Challenge – Reproduce all entries precisely as they are written.

++++++++++++++++++++

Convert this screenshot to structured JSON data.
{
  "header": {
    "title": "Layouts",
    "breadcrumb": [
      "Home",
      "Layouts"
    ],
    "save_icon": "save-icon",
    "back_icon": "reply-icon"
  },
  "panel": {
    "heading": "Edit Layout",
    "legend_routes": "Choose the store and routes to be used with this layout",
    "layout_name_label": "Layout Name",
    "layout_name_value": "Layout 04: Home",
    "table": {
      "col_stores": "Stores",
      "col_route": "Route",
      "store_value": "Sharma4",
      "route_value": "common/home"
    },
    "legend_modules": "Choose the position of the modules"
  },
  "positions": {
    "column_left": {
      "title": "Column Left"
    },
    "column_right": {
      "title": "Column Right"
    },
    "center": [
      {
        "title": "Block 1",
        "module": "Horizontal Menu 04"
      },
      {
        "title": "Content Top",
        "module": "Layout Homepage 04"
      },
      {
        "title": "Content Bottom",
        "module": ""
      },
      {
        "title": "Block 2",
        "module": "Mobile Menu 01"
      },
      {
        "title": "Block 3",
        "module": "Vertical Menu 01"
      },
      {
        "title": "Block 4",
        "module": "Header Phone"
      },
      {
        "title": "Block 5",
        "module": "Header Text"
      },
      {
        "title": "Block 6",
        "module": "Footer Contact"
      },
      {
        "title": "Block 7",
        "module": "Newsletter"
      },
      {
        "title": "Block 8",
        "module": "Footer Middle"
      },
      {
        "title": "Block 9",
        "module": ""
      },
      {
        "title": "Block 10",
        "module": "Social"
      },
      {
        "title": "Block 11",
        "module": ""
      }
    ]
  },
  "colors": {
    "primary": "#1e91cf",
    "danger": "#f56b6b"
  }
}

++++++++++++++++++++

Task response –
Convert this screenshot to structured JSON data.
{
  "header": {
    "title": "Layouts",
    "breadcrumb": [
      "Home",
      "Layouts"
    ],
    "save_icon": "save-icon",
    "back_icon": "reply-icon"
  },
  "panel": {
    "heading": "Edit Layout",
    "legend_routes": "Choose the store and routes to be used with this layout",
    "layout_name_label": "Layout Name",
    "layout_name_value": "Layout 04: Home",
    "table": {
      "col_stores": "Stores",
      "col_route": "Route",
      "store_value": "Sharma4",
      "route_value": "common/home"
    },
    "legend_modules": "Choose the position of the modules"
  },
  "positions": {
    "column_left": {
      "title": "Column Left"
    },
    "column_right": {
      "title": "Column Right"
    },
    "center": [
      {
        "title": "Block 1",
        "module": "Horizontal Menu 04"
      },
      {
        "title": "Content Top",
        "module": "Layout Homepage 04"
      },
      {
        "title": "Content Bottom",
        "module": ""
      },
      {
        "title": "Block 2",
        "module": "Mobile Menu 01"
      },
      {
        "title": "Block 3",
        "module": "Vertical Menu 01"
      },
      {
        "title": "Block 4",
        "module": "Header Phone"
      },
      {
        "title": "Block 5",
        "module": "Header Text"
      },
      {
        "title": "Block 6",
        "module": "Footer Contact"
      },
      {
        "title": "Block 7",
        "module": "Newsletter"
      },
      {
        "title": "Block 8",
        "module": "Footer Middle"
      },
      {
        "title": "Block 9",
        "module": ""
      },
      {
        "title": "Block 10",
        "module": "Social"
      },
      {
        "title": "Block 11",
        "module": ""
      }
    ]
  },
  "colors": {
    "primary": "#1e91cf",
    "danger": "#f56b6b"
  }
}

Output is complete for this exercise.